## [Set problem]
Copy every line that mentions the word "type".

## [Given entries]

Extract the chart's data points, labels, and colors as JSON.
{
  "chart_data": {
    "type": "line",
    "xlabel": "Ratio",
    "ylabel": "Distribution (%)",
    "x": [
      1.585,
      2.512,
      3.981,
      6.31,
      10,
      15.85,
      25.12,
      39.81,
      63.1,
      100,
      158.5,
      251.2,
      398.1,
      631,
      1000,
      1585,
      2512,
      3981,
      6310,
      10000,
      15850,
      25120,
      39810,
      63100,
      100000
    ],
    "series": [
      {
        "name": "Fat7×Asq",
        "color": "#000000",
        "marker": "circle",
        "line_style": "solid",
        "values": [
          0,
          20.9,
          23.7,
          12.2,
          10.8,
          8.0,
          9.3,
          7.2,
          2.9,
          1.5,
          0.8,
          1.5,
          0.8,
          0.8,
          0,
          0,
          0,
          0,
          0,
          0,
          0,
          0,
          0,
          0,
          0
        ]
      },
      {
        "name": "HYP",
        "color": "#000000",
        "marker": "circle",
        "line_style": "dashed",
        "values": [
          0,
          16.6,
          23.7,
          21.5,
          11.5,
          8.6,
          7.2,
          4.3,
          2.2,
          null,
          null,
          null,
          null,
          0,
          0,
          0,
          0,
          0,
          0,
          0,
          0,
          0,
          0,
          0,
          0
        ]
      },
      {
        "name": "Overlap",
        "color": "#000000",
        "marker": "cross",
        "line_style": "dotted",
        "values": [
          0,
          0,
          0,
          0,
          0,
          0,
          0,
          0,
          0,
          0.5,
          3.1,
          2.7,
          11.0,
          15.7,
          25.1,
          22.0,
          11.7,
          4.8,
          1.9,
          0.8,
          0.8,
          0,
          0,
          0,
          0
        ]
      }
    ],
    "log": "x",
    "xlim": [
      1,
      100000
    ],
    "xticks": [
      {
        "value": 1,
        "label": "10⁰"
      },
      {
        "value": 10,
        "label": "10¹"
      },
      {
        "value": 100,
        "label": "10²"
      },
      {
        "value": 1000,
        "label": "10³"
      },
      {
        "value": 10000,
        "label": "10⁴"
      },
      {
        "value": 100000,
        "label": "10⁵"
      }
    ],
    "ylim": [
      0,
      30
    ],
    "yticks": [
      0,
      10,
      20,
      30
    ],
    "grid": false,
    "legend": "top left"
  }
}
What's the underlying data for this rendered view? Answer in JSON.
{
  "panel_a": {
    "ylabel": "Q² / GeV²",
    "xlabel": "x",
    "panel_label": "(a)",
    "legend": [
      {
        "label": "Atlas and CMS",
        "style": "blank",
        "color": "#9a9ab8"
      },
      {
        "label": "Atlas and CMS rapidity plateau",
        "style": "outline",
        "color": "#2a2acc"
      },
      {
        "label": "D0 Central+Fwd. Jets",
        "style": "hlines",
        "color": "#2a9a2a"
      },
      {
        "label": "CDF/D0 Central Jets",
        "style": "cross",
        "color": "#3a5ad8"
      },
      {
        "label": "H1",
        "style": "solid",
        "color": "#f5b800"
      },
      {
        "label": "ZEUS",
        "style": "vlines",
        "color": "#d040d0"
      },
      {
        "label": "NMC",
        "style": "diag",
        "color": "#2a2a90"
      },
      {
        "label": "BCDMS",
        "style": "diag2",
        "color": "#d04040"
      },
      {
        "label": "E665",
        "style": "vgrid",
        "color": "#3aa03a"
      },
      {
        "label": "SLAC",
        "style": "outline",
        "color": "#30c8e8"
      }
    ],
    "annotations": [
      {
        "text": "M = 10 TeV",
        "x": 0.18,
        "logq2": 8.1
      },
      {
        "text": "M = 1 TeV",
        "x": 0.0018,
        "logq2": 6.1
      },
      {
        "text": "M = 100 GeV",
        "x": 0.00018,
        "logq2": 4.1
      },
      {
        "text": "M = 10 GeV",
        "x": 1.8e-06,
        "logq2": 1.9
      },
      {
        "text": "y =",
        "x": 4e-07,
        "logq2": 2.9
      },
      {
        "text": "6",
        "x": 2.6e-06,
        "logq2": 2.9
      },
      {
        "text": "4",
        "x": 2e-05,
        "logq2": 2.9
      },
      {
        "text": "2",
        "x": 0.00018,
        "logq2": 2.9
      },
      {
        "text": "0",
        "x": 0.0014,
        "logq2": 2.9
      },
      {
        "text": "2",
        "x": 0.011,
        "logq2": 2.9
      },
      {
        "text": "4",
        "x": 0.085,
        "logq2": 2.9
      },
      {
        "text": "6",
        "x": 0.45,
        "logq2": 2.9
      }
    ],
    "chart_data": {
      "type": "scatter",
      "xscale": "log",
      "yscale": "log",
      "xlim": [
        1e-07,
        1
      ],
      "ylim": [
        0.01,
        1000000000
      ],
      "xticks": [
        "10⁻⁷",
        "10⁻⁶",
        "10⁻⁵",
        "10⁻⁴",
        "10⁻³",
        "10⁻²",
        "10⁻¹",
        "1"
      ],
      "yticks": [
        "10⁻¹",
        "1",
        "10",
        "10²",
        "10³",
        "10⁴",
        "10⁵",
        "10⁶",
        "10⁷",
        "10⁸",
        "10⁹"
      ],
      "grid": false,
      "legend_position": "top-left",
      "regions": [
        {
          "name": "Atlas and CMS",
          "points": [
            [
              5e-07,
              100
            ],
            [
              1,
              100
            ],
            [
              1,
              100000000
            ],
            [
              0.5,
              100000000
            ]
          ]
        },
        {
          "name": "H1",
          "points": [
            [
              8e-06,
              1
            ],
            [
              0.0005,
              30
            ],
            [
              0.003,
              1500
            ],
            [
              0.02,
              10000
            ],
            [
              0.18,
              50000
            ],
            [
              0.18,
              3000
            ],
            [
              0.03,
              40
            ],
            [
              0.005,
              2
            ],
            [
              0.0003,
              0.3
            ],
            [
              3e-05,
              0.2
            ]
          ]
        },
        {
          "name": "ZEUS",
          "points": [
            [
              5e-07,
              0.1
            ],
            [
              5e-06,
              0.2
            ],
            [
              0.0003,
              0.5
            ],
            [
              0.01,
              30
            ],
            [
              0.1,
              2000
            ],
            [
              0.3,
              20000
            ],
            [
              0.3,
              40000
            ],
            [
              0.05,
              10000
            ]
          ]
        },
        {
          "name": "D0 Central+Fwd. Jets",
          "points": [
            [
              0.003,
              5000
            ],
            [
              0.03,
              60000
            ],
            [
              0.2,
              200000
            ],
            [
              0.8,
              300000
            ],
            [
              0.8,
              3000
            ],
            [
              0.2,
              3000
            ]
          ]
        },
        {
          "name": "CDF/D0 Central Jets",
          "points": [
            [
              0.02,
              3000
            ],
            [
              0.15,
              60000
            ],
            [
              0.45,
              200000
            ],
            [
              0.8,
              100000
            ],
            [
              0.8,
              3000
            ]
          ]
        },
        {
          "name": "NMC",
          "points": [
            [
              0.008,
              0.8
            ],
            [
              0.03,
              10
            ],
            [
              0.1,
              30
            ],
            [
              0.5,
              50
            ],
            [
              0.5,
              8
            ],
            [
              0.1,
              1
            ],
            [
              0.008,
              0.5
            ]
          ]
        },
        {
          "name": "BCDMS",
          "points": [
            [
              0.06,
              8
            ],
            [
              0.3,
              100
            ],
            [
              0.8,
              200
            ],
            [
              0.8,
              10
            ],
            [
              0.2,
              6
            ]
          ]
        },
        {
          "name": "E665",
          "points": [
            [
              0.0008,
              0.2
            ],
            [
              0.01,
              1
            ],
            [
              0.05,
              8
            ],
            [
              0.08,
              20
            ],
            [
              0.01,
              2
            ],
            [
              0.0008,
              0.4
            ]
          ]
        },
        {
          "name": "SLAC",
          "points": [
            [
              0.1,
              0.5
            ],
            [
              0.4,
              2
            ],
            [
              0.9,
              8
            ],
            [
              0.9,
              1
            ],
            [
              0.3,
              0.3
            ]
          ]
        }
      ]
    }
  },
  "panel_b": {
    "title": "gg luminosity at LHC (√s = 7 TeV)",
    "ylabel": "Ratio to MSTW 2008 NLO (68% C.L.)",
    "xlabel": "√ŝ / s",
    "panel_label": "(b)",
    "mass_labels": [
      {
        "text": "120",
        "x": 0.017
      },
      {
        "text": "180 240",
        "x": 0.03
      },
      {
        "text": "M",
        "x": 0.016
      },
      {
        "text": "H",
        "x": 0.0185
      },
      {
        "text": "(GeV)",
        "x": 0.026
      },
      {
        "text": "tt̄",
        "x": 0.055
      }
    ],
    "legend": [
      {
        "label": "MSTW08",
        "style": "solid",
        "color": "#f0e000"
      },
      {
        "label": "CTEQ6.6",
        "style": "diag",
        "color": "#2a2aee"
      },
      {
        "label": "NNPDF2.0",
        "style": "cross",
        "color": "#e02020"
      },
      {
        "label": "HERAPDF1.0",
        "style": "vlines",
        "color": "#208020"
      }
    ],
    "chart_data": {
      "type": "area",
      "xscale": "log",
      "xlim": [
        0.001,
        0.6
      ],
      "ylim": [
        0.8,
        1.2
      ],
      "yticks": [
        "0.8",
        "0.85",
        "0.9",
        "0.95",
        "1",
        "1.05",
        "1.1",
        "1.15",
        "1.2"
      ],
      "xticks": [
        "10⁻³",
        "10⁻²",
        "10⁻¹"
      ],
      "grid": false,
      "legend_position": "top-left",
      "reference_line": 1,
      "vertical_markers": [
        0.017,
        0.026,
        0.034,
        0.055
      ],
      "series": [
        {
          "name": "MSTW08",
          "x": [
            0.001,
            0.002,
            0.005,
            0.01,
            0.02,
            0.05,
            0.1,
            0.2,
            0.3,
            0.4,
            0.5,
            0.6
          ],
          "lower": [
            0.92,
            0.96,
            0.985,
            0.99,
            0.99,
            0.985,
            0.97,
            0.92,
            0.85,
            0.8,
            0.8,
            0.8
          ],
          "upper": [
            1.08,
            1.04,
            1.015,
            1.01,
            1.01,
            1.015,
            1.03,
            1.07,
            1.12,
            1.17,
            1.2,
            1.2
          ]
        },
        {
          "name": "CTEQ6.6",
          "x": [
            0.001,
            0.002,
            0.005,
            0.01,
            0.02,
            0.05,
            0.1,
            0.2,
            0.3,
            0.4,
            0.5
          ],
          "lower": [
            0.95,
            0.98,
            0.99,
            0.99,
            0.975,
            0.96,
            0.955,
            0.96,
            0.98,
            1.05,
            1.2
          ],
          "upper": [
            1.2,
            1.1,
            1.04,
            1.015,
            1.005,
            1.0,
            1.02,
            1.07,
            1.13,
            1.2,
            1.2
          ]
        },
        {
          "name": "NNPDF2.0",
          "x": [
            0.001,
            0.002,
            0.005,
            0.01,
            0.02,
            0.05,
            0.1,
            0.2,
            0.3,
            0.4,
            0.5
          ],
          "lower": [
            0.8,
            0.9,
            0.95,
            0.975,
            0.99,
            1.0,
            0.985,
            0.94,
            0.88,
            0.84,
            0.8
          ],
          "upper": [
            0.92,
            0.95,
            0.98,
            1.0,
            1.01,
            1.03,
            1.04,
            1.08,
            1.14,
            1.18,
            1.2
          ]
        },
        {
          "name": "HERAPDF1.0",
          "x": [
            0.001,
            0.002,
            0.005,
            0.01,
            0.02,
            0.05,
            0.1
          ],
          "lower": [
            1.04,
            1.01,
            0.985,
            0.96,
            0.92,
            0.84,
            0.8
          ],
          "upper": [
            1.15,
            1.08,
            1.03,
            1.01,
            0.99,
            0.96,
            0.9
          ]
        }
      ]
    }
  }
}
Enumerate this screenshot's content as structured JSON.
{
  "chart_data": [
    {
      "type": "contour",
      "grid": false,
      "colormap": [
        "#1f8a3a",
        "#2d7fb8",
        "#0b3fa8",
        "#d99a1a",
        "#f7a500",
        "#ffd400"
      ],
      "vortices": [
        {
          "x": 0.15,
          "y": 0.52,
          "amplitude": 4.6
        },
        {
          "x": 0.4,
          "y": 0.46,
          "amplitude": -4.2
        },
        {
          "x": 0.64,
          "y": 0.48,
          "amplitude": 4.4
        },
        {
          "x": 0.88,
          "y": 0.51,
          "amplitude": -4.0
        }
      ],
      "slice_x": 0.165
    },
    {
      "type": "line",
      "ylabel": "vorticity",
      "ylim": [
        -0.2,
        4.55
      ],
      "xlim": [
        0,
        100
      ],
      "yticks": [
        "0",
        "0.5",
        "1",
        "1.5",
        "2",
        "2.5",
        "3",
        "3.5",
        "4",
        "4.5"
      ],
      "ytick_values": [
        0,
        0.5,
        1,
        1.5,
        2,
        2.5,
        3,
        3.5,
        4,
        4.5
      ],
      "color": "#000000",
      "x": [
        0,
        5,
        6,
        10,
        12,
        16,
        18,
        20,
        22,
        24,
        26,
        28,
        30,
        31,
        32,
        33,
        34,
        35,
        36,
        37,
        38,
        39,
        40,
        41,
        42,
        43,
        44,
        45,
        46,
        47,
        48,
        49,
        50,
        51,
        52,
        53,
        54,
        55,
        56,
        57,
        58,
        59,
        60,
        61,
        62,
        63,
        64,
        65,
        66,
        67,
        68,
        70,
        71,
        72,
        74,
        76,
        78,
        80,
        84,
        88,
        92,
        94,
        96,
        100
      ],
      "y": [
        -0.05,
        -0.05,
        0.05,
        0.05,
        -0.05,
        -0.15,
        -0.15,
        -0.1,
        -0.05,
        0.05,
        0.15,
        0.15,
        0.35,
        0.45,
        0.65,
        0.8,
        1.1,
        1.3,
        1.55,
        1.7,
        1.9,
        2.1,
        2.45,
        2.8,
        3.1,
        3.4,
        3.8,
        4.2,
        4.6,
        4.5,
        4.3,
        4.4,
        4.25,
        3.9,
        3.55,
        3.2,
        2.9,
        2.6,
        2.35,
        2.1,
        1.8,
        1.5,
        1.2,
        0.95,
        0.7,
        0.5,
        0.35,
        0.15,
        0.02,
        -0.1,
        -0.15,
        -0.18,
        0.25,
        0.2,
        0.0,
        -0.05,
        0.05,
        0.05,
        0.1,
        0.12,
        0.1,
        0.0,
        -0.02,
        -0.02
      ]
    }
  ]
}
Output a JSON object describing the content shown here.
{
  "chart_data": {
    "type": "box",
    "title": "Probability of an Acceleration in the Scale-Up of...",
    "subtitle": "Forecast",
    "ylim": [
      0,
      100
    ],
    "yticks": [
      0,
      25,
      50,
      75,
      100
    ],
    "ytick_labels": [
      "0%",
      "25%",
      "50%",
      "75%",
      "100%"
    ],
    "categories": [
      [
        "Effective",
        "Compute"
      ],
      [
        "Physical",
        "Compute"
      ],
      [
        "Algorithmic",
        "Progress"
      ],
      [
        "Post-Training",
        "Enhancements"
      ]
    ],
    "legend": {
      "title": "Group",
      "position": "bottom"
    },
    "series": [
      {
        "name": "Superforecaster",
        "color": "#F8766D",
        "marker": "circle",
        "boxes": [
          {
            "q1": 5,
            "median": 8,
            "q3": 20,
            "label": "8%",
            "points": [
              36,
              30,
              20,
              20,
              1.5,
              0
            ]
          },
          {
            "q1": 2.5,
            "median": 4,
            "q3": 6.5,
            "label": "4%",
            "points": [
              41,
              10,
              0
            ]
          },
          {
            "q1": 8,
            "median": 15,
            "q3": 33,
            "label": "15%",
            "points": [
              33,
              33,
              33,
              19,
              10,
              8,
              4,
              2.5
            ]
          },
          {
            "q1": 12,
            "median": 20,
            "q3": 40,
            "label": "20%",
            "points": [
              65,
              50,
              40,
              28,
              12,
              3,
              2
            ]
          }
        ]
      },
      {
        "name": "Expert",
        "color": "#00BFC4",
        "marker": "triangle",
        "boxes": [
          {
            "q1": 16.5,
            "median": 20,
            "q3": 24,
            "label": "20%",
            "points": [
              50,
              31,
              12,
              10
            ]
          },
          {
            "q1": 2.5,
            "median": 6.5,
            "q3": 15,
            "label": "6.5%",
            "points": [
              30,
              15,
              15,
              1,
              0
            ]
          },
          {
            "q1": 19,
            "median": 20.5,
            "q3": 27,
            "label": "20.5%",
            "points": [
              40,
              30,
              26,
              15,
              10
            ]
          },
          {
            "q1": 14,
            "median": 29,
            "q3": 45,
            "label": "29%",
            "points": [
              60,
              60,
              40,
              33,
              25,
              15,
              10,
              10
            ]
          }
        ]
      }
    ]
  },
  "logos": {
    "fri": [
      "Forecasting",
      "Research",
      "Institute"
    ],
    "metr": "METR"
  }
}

## [Completed task]
    "type": "line",
      "type": "scatter",
      "type": "area",
      "type": "contour",
      "type": "line",
    "type": "box",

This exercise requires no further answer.